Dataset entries
##########
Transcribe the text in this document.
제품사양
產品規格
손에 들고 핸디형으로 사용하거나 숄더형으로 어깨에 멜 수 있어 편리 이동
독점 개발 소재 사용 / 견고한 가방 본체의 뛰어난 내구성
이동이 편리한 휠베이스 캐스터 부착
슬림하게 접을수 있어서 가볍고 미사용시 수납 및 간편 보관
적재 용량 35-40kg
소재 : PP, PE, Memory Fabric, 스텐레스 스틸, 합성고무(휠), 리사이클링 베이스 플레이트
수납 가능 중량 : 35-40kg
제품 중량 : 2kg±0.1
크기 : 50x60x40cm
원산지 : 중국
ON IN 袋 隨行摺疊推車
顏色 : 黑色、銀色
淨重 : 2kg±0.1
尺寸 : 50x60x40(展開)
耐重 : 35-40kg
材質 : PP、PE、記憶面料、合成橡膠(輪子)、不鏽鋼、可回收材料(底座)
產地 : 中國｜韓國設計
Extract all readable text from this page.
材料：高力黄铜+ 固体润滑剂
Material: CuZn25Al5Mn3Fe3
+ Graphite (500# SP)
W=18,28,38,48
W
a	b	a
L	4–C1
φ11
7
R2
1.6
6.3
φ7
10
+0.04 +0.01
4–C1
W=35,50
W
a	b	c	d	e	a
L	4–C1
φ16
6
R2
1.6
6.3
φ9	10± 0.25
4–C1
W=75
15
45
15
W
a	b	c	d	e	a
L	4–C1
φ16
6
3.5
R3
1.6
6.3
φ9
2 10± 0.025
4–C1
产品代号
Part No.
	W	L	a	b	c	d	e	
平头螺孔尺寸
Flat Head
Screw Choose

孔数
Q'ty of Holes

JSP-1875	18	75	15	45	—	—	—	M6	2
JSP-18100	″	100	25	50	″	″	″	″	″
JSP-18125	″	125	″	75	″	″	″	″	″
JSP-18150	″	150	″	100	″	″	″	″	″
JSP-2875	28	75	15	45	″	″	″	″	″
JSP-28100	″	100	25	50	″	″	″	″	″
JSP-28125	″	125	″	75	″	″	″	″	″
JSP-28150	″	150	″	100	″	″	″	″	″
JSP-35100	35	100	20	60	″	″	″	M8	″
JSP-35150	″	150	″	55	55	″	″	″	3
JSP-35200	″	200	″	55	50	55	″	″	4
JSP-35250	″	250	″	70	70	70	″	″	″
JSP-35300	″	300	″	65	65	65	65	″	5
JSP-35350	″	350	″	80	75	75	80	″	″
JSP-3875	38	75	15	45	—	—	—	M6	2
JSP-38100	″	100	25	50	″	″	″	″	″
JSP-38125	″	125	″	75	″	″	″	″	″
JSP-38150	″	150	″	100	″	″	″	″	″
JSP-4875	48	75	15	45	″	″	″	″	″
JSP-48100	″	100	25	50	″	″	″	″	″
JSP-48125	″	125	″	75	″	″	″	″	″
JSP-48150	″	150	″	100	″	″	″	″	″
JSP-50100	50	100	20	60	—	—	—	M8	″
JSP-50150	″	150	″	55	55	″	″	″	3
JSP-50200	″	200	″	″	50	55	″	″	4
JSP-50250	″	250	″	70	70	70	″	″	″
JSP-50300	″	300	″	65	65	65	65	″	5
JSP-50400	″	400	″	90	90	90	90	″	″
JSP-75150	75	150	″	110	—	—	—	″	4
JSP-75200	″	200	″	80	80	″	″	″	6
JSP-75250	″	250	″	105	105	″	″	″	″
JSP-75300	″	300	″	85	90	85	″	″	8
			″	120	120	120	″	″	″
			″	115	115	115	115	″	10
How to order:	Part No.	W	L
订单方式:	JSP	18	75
##########
What is required >>
Beginning at the line that holds "Extract all readable text from this page.", write out word for word each line through the end of the records.

Response to this exercise >>
Extract all readable text from this page.
材料：高力黄铜+ 固体润滑剂
Material: CuZn25Al5Mn3Fe3
+ Graphite (500# SP)
W=18,28,38,48
W
a	b	a
L	4–C1
φ11
7
R2
1.6
6.3
φ7
10
+0.04 +0.01
4–C1
W=35,50
W
a	b	c	d	e	a
L	4–C1
φ16
6
R2
1.6
6.3
φ9	10± 0.25
4–C1
W=75
15
45
15
W
a	b	c	d	e	a
L	4–C1
φ16
6
3.5
R3
1.6
6.3
φ9
2 10± 0.025
4–C1
产品代号
Part No.
	W	L	a	b	c	d	e	
平头螺孔尺寸
Flat Head
Screw Choose

孔数
Q'ty of Holes

JSP-1875	18	75	15	45	—	—	—	M6	2
JSP-18100	″	100	25	50	″	″	″	″	″
JSP-18125	″	125	″	75	″	″	″	″	″
JSP-18150	″	150	″	100	″	″	″	″	″
JSP-2875	28	75	15	45	″	″	″	″	″
JSP-28100	″	100	25	50	″	″	″	″	″
JSP-28125	″	125	″	75	″	″	″	″	″
JSP-28150	″	150	″	100	″	″	″	″	″
JSP-35100	35	100	20	60	″	″	″	M8	″
JSP-35150	″	150	″	55	55	″	″	″	3
JSP-35200	″	200	″	55	50	55	″	″	4
JSP-35250	″	250	″	70	70	70	″	″	″
JSP-35300	″	300	″	65	65	65	65	″	5
JSP-35350	″	350	″	80	75	75	80	″	″
JSP-3875	38	75	15	45	—	—	—	M6	2
JSP-38100	″	100	25	50	″	″	″	″	″
JSP-38125	″	125	″	75	″	″	″	″	″
JSP-38150	″	150	″	100	″	″	″	″	″
JSP-4875	48	75	15	45	″	″	″	″	″
JSP-48100	″	100	25	50	″	″	″	″	″
JSP-48125	″	125	″	75	″	″	″	″	″
JSP-48150	″	150	″	100	″	″	″	″	″
JSP-50100	50	100	20	60	—	—	—	M8	″
JSP-50150	″	150	″	55	55	″	″	″	3
JSP-50200	″	200	″	″	50	55	″	″	4
JSP-50250	″	250	″	70	70	70	″	″	″
JSP-50300	″	300	″	65	65	65	65	″	5
JSP-50400	″	400	″	90	90	90	90	″	″
JSP-75150	75	150	″	110	—	—	—	″	4
JSP-75200	″	200	″	80	80	″	″	″	6
JSP-75250	″	250	″	105	105	″	″	″	″
JSP-75300	″	300	″	85	90	85	″	″	8
			″	120	120	120	″	″	″
			″	115	115	115	115	″	10
How to order:	Part No.	W	L
订单方式:	JSP	18	75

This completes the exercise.